— START Listing —

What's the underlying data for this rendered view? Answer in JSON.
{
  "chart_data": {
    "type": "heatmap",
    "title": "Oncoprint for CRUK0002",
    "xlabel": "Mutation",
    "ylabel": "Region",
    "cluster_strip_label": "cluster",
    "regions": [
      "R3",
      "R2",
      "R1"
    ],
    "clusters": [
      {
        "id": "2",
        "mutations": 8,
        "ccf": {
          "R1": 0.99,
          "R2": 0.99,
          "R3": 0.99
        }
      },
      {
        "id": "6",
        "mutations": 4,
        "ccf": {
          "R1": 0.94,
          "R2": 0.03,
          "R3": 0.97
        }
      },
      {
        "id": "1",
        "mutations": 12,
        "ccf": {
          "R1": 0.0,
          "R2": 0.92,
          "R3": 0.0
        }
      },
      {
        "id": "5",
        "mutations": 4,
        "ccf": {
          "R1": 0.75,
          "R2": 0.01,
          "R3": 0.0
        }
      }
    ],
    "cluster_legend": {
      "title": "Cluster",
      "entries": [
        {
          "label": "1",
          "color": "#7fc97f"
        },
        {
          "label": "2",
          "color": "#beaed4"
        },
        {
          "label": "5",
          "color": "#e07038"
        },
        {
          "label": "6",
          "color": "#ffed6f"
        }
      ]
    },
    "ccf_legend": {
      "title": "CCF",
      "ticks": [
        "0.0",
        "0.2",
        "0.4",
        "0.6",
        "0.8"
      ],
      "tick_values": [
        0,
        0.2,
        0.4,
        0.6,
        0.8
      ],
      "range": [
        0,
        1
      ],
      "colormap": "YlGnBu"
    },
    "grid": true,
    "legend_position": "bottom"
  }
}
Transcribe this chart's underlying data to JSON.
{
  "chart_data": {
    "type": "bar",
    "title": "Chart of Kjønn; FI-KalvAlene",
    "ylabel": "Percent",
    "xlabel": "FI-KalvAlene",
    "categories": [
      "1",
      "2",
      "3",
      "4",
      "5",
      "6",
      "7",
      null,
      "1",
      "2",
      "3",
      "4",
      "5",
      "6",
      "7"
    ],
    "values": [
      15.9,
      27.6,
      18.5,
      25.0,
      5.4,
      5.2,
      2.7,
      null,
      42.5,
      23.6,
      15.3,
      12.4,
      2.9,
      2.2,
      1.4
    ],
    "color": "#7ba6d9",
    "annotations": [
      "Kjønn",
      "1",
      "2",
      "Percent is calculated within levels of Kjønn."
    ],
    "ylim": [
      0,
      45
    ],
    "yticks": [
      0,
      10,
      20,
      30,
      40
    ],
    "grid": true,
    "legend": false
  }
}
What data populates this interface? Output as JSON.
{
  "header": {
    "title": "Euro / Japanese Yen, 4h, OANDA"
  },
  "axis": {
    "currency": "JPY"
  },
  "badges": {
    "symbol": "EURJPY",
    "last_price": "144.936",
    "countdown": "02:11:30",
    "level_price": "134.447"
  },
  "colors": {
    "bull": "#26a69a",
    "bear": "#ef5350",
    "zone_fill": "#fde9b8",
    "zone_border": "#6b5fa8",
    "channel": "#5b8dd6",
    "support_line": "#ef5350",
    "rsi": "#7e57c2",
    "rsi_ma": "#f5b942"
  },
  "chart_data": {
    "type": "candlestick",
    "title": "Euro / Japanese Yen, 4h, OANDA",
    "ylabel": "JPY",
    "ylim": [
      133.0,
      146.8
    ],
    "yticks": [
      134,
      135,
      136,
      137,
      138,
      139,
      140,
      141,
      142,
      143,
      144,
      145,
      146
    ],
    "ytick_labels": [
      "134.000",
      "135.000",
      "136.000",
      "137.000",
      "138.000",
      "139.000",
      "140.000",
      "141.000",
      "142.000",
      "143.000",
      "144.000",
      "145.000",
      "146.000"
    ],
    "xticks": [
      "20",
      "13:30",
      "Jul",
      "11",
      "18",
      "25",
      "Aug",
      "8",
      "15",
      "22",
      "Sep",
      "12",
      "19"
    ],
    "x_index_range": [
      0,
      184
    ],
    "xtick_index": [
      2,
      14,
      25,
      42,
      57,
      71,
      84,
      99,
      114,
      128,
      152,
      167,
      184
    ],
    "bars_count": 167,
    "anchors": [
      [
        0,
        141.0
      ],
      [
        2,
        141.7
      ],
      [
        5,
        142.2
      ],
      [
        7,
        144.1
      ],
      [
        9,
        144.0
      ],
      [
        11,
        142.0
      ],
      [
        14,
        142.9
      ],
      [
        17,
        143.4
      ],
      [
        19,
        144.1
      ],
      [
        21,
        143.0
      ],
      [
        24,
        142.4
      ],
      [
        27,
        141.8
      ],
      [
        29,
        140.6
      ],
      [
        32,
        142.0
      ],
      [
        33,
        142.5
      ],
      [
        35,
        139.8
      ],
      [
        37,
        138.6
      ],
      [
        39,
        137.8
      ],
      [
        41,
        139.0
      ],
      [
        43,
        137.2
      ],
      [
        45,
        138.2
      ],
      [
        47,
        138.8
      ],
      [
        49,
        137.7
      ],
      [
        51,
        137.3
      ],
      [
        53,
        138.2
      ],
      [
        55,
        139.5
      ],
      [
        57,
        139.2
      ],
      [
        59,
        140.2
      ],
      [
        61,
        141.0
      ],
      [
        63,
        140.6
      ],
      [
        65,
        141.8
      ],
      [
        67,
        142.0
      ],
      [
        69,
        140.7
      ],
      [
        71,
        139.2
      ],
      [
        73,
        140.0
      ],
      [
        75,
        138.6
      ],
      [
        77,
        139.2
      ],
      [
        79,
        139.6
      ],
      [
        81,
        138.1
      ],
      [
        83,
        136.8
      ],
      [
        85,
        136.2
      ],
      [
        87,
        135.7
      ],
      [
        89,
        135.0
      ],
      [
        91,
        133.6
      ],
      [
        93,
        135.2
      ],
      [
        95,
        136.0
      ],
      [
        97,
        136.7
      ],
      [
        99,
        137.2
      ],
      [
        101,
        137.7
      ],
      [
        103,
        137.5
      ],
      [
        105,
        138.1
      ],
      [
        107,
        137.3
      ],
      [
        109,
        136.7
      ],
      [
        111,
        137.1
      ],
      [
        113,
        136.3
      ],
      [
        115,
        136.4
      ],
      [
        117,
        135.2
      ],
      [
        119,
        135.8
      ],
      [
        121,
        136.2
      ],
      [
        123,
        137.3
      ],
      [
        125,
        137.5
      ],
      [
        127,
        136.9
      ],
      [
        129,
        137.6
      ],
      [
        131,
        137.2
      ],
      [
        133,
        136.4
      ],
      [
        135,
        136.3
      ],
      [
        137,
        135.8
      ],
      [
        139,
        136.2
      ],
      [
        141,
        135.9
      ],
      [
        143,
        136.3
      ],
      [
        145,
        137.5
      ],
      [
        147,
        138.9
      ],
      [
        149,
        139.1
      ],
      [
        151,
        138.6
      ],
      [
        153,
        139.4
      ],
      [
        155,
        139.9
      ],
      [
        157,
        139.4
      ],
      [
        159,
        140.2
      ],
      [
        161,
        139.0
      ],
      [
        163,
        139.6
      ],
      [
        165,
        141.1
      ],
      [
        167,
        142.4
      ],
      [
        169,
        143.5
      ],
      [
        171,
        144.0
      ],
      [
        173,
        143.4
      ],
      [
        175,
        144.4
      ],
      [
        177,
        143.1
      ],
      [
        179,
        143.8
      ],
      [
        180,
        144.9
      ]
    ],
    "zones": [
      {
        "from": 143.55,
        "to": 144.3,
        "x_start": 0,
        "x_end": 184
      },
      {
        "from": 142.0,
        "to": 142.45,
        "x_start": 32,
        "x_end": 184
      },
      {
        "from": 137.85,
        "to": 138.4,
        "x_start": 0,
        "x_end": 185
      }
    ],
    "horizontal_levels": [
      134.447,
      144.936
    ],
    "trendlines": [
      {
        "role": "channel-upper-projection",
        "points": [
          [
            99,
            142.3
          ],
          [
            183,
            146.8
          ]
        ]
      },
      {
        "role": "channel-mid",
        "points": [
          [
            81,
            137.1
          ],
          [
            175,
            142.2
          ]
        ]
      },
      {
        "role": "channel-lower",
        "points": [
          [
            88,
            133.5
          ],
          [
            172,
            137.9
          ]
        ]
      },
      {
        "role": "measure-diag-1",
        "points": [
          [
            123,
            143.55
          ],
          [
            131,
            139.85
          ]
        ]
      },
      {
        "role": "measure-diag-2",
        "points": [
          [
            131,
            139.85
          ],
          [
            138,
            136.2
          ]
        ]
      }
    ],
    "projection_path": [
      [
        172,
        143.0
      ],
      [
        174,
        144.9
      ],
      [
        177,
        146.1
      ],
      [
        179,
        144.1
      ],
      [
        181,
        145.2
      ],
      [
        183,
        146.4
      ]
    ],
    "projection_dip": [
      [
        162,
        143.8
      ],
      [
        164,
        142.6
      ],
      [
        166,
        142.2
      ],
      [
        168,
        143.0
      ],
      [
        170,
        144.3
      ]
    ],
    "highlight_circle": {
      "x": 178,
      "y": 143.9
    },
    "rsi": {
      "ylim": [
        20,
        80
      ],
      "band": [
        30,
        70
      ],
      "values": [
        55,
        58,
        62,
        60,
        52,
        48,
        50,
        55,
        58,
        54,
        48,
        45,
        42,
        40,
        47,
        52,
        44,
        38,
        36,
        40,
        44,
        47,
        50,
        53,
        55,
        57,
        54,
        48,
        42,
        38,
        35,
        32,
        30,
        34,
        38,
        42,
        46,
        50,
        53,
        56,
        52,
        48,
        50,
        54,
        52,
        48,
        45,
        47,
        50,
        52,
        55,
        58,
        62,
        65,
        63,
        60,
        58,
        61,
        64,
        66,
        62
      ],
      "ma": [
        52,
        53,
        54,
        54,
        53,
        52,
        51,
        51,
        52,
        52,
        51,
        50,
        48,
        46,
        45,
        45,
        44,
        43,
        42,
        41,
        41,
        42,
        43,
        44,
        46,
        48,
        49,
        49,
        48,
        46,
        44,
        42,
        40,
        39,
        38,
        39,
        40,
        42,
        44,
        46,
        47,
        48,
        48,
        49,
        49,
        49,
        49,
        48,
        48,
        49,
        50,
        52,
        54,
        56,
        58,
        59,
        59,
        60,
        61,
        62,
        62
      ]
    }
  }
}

— END Listing —

- **Stated exercise**:
Above are lines of data; state how many of them contain the word "KalvAlene", with no other output.

- **Written solution**:
2